Short task>
Identify the lines that contain the string "available" and copy all of them.

================================

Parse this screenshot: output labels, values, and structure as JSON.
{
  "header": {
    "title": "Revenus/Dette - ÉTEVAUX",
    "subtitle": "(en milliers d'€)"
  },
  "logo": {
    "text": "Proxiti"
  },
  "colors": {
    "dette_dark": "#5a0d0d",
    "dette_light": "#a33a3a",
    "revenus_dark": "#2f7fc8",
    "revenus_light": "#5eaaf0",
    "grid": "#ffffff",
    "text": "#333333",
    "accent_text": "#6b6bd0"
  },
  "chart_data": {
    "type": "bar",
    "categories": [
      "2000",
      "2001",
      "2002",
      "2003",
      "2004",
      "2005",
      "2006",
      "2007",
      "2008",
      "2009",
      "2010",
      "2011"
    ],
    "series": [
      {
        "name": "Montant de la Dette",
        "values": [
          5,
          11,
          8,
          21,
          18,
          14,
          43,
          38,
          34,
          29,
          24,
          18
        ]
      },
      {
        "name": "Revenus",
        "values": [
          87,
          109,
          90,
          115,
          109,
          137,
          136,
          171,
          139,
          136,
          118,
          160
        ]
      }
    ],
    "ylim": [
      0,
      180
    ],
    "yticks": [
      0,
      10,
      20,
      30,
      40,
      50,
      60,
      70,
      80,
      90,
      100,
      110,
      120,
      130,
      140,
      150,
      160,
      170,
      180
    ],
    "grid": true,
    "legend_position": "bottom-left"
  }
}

================================

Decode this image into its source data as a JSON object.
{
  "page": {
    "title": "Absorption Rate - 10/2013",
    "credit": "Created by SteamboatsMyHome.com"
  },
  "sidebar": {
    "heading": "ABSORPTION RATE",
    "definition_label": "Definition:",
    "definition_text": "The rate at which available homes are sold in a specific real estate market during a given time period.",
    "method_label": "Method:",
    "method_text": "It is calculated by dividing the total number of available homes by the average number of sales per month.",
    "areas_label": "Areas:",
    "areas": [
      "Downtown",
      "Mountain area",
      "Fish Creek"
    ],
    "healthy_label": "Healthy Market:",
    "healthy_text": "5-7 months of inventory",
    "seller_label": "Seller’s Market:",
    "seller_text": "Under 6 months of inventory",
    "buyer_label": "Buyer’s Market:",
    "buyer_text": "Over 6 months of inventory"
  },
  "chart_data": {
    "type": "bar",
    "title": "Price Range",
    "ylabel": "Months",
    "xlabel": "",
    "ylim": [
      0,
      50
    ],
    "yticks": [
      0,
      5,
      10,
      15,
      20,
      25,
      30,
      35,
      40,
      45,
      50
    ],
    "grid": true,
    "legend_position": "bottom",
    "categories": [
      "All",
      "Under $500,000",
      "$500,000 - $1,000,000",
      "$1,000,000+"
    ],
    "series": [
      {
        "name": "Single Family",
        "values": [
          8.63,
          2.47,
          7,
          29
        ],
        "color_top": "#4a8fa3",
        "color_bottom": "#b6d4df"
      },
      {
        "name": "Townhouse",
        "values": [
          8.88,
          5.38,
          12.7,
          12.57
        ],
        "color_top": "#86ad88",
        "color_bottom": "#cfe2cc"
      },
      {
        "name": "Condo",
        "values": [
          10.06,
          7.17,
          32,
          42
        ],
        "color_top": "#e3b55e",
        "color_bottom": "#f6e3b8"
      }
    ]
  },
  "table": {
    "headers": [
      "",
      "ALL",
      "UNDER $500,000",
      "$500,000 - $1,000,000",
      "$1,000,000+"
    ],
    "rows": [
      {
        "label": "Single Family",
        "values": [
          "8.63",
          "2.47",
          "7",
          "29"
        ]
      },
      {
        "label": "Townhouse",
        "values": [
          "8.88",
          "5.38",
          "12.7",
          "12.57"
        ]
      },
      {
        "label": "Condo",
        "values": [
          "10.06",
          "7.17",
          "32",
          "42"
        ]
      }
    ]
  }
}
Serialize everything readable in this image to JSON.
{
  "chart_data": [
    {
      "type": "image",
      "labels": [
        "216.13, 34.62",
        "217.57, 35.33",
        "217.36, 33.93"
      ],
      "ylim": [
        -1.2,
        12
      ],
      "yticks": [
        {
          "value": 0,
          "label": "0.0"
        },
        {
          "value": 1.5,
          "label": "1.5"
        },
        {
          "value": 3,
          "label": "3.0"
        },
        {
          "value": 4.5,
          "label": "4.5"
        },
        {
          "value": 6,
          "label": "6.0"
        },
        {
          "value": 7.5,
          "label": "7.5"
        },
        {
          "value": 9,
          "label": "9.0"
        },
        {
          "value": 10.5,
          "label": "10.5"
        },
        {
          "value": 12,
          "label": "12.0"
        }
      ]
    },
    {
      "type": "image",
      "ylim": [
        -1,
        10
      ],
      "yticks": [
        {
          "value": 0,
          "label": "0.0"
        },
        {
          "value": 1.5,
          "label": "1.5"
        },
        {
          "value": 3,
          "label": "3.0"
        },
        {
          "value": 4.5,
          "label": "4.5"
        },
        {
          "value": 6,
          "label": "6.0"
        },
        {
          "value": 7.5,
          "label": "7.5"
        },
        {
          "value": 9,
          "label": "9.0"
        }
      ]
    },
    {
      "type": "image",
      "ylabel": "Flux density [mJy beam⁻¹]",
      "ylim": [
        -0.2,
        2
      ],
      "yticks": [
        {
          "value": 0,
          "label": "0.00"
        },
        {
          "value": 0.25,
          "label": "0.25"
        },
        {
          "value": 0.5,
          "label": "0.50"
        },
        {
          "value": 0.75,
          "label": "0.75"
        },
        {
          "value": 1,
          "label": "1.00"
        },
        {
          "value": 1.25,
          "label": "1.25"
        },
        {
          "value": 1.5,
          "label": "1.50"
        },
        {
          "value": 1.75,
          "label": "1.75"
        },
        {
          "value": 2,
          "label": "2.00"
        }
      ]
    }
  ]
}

================================

Solution for this exercise>
    "definition_text": "The rate at which available homes are sold in a specific real estate market during a given time period.",
    "method_text": "It is calculated by dividing the total number of available homes by the average number of sales per month.",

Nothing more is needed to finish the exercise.